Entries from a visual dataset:
● ● ● ● ●

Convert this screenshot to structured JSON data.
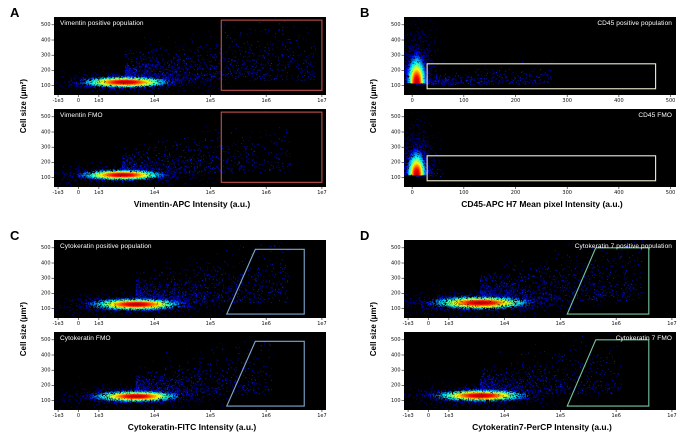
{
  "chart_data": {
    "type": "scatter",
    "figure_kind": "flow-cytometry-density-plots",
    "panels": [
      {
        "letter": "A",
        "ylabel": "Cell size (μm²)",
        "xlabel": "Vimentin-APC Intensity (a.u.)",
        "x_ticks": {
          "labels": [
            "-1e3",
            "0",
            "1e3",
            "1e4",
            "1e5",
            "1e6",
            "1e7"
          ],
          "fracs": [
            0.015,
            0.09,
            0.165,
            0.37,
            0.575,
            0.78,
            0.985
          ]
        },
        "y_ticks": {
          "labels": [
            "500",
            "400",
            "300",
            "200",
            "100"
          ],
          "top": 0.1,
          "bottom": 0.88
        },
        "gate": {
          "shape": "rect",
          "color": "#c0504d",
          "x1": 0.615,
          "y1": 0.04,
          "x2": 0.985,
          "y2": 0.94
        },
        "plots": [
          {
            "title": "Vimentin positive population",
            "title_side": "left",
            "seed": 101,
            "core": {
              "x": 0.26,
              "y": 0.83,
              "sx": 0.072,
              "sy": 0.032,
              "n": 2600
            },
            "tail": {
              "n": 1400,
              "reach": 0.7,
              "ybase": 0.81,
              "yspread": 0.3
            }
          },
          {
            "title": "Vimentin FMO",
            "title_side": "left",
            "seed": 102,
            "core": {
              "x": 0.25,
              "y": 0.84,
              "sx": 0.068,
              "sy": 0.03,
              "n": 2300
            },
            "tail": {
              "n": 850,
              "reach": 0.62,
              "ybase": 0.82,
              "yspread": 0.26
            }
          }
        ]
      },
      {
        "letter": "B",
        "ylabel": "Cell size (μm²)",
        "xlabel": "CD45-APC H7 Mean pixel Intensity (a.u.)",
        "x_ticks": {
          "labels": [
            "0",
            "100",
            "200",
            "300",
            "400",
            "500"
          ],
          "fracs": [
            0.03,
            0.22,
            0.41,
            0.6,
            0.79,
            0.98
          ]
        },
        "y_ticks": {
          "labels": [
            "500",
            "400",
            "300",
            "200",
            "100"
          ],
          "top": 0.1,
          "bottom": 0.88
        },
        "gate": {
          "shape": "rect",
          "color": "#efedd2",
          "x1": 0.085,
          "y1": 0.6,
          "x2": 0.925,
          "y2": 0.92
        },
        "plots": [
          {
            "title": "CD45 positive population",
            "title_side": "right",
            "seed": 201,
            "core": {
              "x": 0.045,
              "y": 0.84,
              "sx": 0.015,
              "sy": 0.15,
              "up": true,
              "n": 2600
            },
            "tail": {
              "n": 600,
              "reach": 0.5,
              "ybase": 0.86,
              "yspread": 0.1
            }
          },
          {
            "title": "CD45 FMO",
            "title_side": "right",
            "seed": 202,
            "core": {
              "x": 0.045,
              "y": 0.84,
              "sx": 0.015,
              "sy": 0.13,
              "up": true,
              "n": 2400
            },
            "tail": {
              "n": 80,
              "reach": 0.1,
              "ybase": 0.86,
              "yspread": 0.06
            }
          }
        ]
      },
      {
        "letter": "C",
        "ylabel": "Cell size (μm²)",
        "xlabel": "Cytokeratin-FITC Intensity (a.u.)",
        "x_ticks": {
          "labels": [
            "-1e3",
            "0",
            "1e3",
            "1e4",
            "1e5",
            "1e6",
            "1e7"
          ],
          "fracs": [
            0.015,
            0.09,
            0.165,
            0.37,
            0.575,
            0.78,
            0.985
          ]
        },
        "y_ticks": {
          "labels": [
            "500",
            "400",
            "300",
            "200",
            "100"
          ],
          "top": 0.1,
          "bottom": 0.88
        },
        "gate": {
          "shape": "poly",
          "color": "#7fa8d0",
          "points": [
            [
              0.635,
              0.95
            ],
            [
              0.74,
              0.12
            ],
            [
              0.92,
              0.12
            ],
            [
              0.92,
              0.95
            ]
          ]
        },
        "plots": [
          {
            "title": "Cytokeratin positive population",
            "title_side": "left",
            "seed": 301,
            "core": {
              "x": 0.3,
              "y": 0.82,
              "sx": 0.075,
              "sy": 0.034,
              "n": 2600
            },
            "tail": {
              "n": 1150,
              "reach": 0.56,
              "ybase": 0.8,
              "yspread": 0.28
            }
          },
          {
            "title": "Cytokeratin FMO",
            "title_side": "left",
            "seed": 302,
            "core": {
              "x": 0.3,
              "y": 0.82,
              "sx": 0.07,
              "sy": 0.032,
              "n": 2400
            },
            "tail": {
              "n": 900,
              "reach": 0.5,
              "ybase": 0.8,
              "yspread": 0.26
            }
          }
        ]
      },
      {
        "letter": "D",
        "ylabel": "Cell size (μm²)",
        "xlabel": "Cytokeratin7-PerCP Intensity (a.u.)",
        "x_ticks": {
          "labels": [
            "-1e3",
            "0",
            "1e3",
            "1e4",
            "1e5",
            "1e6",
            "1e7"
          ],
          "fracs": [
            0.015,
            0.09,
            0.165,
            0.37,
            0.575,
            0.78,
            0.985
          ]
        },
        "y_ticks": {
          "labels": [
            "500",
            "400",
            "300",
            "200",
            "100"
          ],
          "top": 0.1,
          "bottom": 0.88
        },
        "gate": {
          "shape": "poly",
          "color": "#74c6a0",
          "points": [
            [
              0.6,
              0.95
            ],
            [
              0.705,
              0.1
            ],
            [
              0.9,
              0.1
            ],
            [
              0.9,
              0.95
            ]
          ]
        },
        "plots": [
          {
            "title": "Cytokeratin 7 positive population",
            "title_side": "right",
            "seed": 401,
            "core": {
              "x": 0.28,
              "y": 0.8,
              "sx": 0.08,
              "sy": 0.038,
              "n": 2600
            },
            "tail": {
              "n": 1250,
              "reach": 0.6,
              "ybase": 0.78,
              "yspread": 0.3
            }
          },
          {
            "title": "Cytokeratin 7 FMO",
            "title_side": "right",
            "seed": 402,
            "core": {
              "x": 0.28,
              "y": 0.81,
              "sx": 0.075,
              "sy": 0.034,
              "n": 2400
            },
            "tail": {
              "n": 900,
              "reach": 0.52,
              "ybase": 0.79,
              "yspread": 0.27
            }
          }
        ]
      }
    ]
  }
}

● ● ● ● ●

▸ **TASK PROMPT**
Transcribe the material exactly, and leave out whatever pictures it holds.

▸ **SOLUTION TO THE EXERCISE**
Convert this screenshot to structured JSON data.
{
  "chart_data": {
    "type": "scatter",
    "figure_kind": "flow-cytometry-density-plots",
    "panels": [
      {
        "letter": "A",
        "ylabel": "Cell size (μm²)",
        "xlabel": "Vimentin-APC Intensity (a.u.)",
        "x_ticks": {
          "labels": [
            "-1e3",
            "0",
            "1e3",
            "1e4",
            "1e5",
            "1e6",
            "1e7"
          ],
          "fracs": [
            0.015,
            0.09,
            0.165,
            0.37,
            0.575,
            0.78,
            0.985
          ]
        },
        "y_ticks": {
          "labels": [
            "500",
            "400",
            "300",
            "200",
            "100"
          ],
          "top": 0.1,
          "bottom": 0.88
        },
        "gate": {
          "shape": "rect",
          "color": "#c0504d",
          "x1": 0.615,
          "y1": 0.04,
          "x2": 0.985,
          "y2": 0.94
        },
        "plots": [
          {
            "title": "Vimentin positive population",
            "title_side": "left",
            "seed": 101,
            "core": {
              "x": 0.26,
              "y": 0.83,
              "sx": 0.072,
              "sy": 0.032,
              "n": 2600
            },
            "tail": {
              "n": 1400,
              "reach": 0.7,
              "ybase": 0.81,
              "yspread": 0.3
            }
          },
          {
            "title": "Vimentin FMO",
            "title_side": "left",
            "seed": 102,
            "core": {
              "x": 0.25,
              "y": 0.84,
              "sx": 0.068,
              "sy": 0.03,
              "n": 2300
            },
            "tail": {
              "n": 850,
              "reach": 0.62,
              "ybase": 0.82,
              "yspread": 0.26
            }
          }
        ]
      },
      {
        "letter": "B",
        "ylabel": "Cell size (μm²)",
        "xlabel": "CD45-APC H7 Mean pixel Intensity (a.u.)",
        "x_ticks": {
          "labels": [
            "0",
            "100",
            "200",
            "300",
            "400",
            "500"
          ],
          "fracs": [
            0.03,
            0.22,
            0.41,
            0.6,
            0.79,
            0.98
          ]
        },
        "y_ticks": {
          "labels": [
            "500",
            "400",
            "300",
            "200",
            "100"
          ],
          "top": 0.1,
          "bottom": 0.88
        },
        "gate": {
          "shape": "rect",
          "color": "#efedd2",
          "x1": 0.085,
          "y1": 0.6,
          "x2": 0.925,
          "y2": 0.92
        },
        "plots": [
          {
            "title": "CD45 positive population",
            "title_side": "right",
            "seed": 201,
            "core": {
              "x": 0.045,
              "y": 0.84,
              "sx": 0.015,
              "sy": 0.15,
              "up": true,
              "n": 2600
            },
            "tail": {
              "n": 600,
              "reach": 0.5,
              "ybase": 0.86,
              "yspread": 0.1
            }
          },
          {
            "title": "CD45 FMO",
            "title_side": "right",
            "seed": 202,
            "core": {
              "x": 0.045,
              "y": 0.84,
              "sx": 0.015,
              "sy": 0.13,
              "up": true,
              "n": 2400
            },
            "tail": {
              "n": 80,
              "reach": 0.1,
              "ybase": 0.86,
              "yspread": 0.06
            }
          }
        ]
      },
      {
        "letter": "C",
        "ylabel": "Cell size (μm²)",
        "xlabel": "Cytokeratin-FITC Intensity (a.u.)",
        "x_ticks": {
          "labels": [
            "-1e3",
            "0",
            "1e3",
            "1e4",
            "1e5",
            "1e6",
            "1e7"
          ],
          "fracs": [
            0.015,
            0.09,
            0.165,
            0.37,
            0.575,
            0.78,
            0.985
          ]
        },
        "y_ticks": {
          "labels": [
            "500",
            "400",
            "300",
            "200",
            "100"
          ],
          "top": 0.1,
          "bottom": 0.88
        },
        "gate": {
          "shape": "poly",
          "color": "#7fa8d0",
          "points": [
            [
              0.635,
              0.95
            ],
            [
              0.74,
              0.12
            ],
            [
              0.92,
              0.12
            ],
            [
              0.92,
              0.95
            ]
          ]
        },
        "plots": [
          {
            "title": "Cytokeratin positive population",
            "title_side": "left",
            "seed": 301,
            "core": {
              "x": 0.3,
              "y": 0.82,
              "sx": 0.075,
              "sy": 0.034,
              "n": 2600
            },
            "tail": {
              "n": 1150,
              "reach": 0.56,
              "ybase": 0.8,
              "yspread": 0.28
            }
          },
          {
            "title": "Cytokeratin FMO",
            "title_side": "left",
            "seed": 302,
            "core": {
              "x": 0.3,
              "y": 0.82,
              "sx": 0.07,
              "sy": 0.032,
              "n": 2400
            },
            "tail": {
              "n": 900,
              "reach": 0.5,
              "ybase": 0.8,
              "yspread": 0.26
            }
          }
        ]
      },
      {
        "letter": "D",
        "ylabel": "Cell size (μm²)",
        "xlabel": "Cytokeratin7-PerCP Intensity (a.u.)",
        "x_ticks": {
          "labels": [
            "-1e3",
            "0",
            "1e3",
            "1e4",
            "1e5",
            "1e6",
            "1e7"
          ],
          "fracs": [
            0.015,
            0.09,
            0.165,
            0.37,
            0.575,
            0.78,
            0.985
          ]
        },
        "y_ticks": {
          "labels": [
            "500",
            "400",
            "300",
            "200",
            "100"
          ],
          "top": 0.1,
          "bottom": 0.88
        },
        "gate": {
          "shape": "poly",
          "color": "#74c6a0",
          "points": [
            [
              0.6,
              0.95
            ],
            [
              0.705,
              0.1
            ],
            [
              0.9,
              0.1
            ],
            [
              0.9,
              0.95
            ]
          ]
        },
        "plots": [
          {
            "title": "Cytokeratin 7 positive population",
            "title_side": "right",
            "seed": 401,
            "core": {
              "x": 0.28,
              "y": 0.8,
              "sx": 0.08,
              "sy": 0.038,
              "n": 2600
            },
            "tail": {
              "n": 1250,
              "reach": 0.6,
              "ybase": 0.78,
              "yspread": 0.3
            }
          },
          {
            "title": "Cytokeratin 7 FMO",
            "title_side": "right",
            "seed": 402,
            "core": {
              "x": 0.28,
              "y": 0.81,
              "sx": 0.075,
              "sy": 0.034,
              "n": 2400
            },
            "tail": {
              "n": 900,
              "reach": 0.52,
              "ybase": 0.79,
              "yspread": 0.27
            }
          }
        ]
      }
    ]
  }
}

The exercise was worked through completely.